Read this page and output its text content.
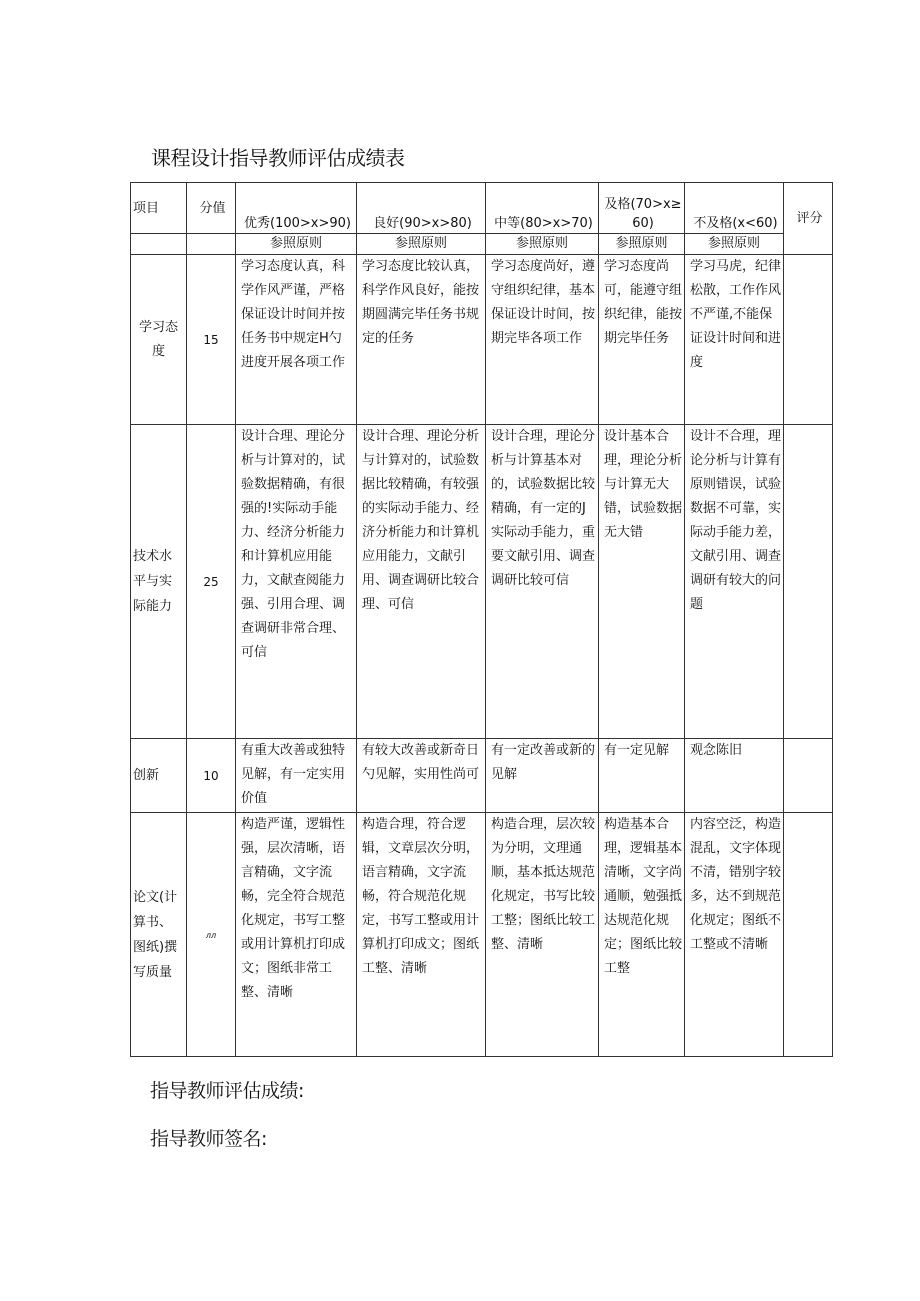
课程设计指导教师评估成绩表
项目	分值	优秀(100>x>90)	良好(90>x>80)	中等(80>x>70)	及格(70>x≥60)	不及格(x<60)	评分
		参照原则	参照原则	参照原则	参照原则	参照原则	
学习态度	15	学习态度认真，科学作风严谨，严格保证设计时间并按任务书中规定H勺进度开展各项工作	学习态度比较认真，科学作风良好，能按期圆满完毕任务书规定的任务	学习态度尚好，遵守组织纪律，基本保证设计时间，按期完毕各项工作	学习态度尚可，能遵守组织纪律，能按期完毕任务	学习马虎，纪律松散，工作作风不严谨,不能保证设计时间和进度	
技术水平与实际能力	25	设计合理、理论分析与计算对的，试验数据精确，有很强的!实际动手能力、经济分析能力和计算机应用能力，文献查阅能力强、引用合理、调查调研非常合理、可信	设计合理、理论分析与计算对的，试验数据比较精确，有较强的实际动手能力、经济分析能力和计算机应用能力，文献引用、调查调研比较合理、可信	设计合理，理论分析与计算基本对的，试验数据比较精确，有一定的J实际动手能力，重要文献引用、调查调研比较可信	设计基本合理，理论分析与计算无大错，试验数据无大错	设计不合理，理论分析与计算有原则错误，试验数据不可靠，实际动手能力差，文献引用、调查调研有较大的问题	
创新	10	有重大改善或独特见解，有一定实用价值	有较大改善或新奇日勺见解，实用性尚可	有一定改善或新的见解	有一定见解	观念陈旧	
论文(计算书、图纸)撰写质量	лл	构造严谨，逻辑性强，层次清晰，语言精确，文字流畅，完全符合规范化规定，书写工整或用计算机打印成文；图纸非常工整、清晰	构造合理，符合逻辑，文章层次分明，语言精确，文字流畅，符合规范化规定，书写工整或用计算机打印成文；图纸工整、清晰	构造合理，层次较为分明，文理通顺，基本抵达规范化规定，书写比较工整；图纸比较工整、清晰	构造基本合理，逻辑基本清晰，文字尚通顺，勉强抵达规范化规定；图纸比较工整	内容空泛，构造混乱，文字体现不清，错别字较多，达不到规范化规定；图纸不工整或不清晰	

指导教师评估成绩:

指导教师签名:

::::::

_Stated task_:
The entries above should be reproduced exactly, without their pictures.

_Output of the task_:
Read this page and output its text content.
课程设计指导教师评估成绩表
项目	分值	优秀(100>x>90)	良好(90>x>80)	中等(80>x>70)	及格(70>x≥60)	不及格(x<60)	评分
		参照原则	参照原则	参照原则	参照原则	参照原则	
学习态度	15	学习态度认真，科学作风严谨，严格保证设计时间并按任务书中规定H勺进度开展各项工作	学习态度比较认真，科学作风良好，能按期圆满完毕任务书规定的任务	学习态度尚好，遵守组织纪律，基本保证设计时间，按期完毕各项工作	学习态度尚可，能遵守组织纪律，能按期完毕任务	学习马虎，纪律松散，工作作风不严谨,不能保证设计时间和进度	
技术水平与实际能力	25	设计合理、理论分析与计算对的，试验数据精确，有很强的!实际动手能力、经济分析能力和计算机应用能力，文献查阅能力强、引用合理、调查调研非常合理、可信	设计合理、理论分析与计算对的，试验数据比较精确，有较强的实际动手能力、经济分析能力和计算机应用能力，文献引用、调查调研比较合理、可信	设计合理，理论分析与计算基本对的，试验数据比较精确，有一定的J实际动手能力，重要文献引用、调查调研比较可信	设计基本合理，理论分析与计算无大错，试验数据无大错	设计不合理，理论分析与计算有原则错误，试验数据不可靠，实际动手能力差，文献引用、调查调研有较大的问题	
创新	10	有重大改善或独特见解，有一定实用价值	有较大改善或新奇日勺见解，实用性尚可	有一定改善或新的见解	有一定见解	观念陈旧	
论文(计算书、图纸)撰写质量	лл	构造严谨，逻辑性强，层次清晰，语言精确，文字流畅，完全符合规范化规定，书写工整或用计算机打印成文；图纸非常工整、清晰	构造合理，符合逻辑，文章层次分明，语言精确，文字流畅，符合规范化规定，书写工整或用计算机打印成文；图纸工整、清晰	构造合理，层次较为分明，文理通顺，基本抵达规范化规定，书写比较工整；图纸比较工整、清晰	构造基本合理，逻辑基本清晰，文字尚通顺，勉强抵达规范化规定；图纸比较工整	内容空泛，构造混乱，文字体现不清，错别字较多，达不到规范化规定；图纸不工整或不清晰	

指导教师评估成绩:

指导教师签名:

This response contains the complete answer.